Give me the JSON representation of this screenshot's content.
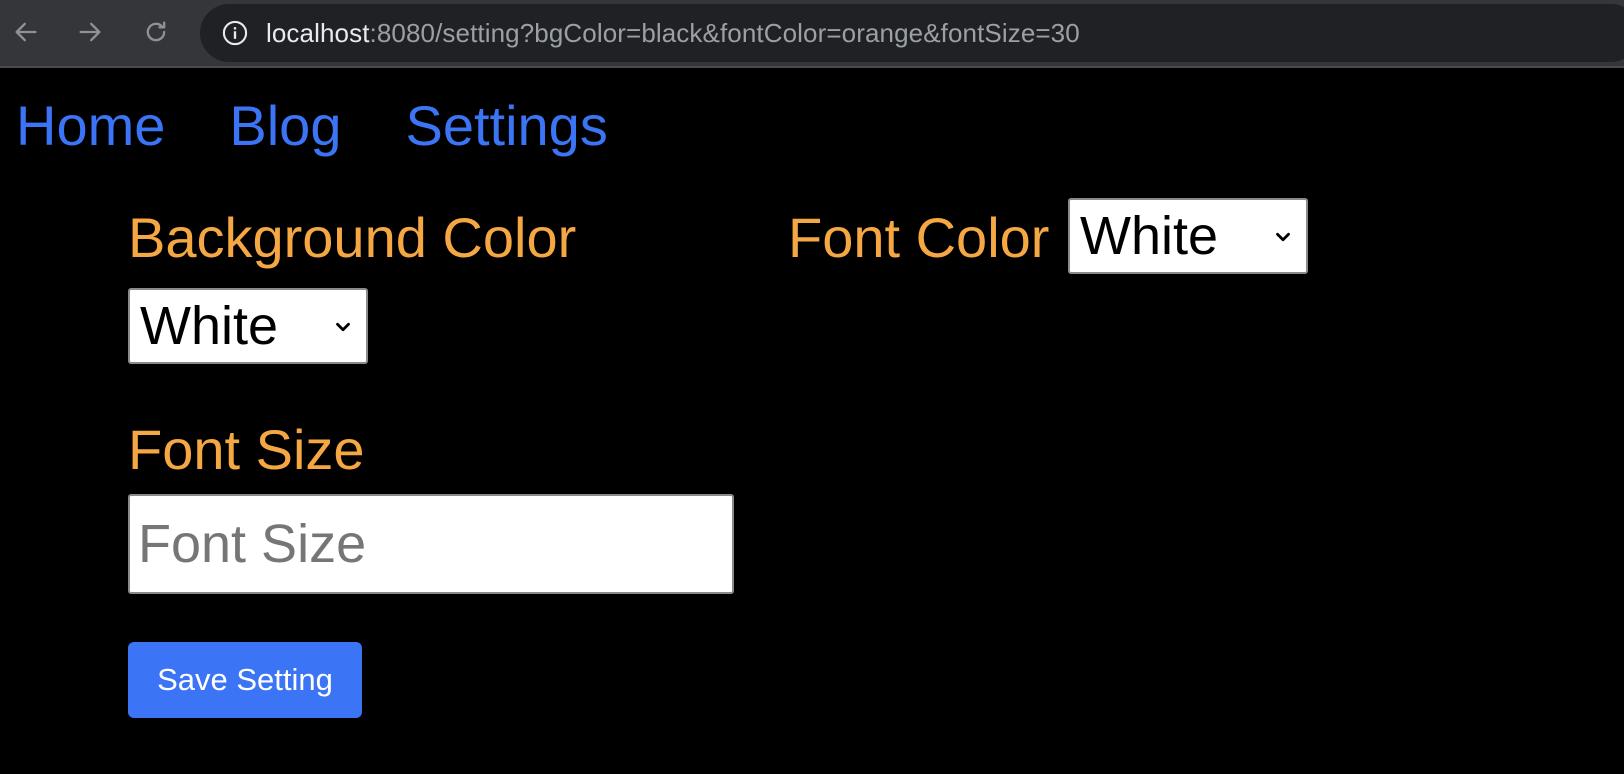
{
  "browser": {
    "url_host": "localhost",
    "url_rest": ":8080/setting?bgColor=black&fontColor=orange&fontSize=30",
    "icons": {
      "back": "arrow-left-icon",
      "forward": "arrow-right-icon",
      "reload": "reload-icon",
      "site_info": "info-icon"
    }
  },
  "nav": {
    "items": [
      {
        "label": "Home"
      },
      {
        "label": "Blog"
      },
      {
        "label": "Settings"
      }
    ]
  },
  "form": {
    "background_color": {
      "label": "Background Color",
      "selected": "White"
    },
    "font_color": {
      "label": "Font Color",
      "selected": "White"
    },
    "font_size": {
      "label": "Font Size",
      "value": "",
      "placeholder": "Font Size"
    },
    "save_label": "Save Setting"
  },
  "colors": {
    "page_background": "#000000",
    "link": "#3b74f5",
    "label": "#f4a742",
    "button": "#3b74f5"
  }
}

Short exercise — Working from the lines above, reproduce the material exactly and exclude its pictures.

Response —
Give me the JSON representation of this screenshot's content.
{
  "browser": {
    "url_host": "localhost",
    "url_rest": ":8080/setting?bgColor=black&fontColor=orange&fontSize=30",
    "icons": {
      "back": "arrow-left-icon",
      "forward": "arrow-right-icon",
      "reload": "reload-icon",
      "site_info": "info-icon"
    }
  },
  "nav": {
    "items": [
      {
        "label": "Home"
      },
      {
        "label": "Blog"
      },
      {
        "label": "Settings"
      }
    ]
  },
  "form": {
    "background_color": {
      "label": "Background Color",
      "selected": "White"
    },
    "font_color": {
      "label": "Font Color",
      "selected": "White"
    },
    "font_size": {
      "label": "Font Size",
      "value": "",
      "placeholder": "Font Size"
    },
    "save_label": "Save Setting"
  },
  "colors": {
    "page_background": "#000000",
    "link": "#3b74f5",
    "label": "#f4a742",
    "button": "#3b74f5"
  }
}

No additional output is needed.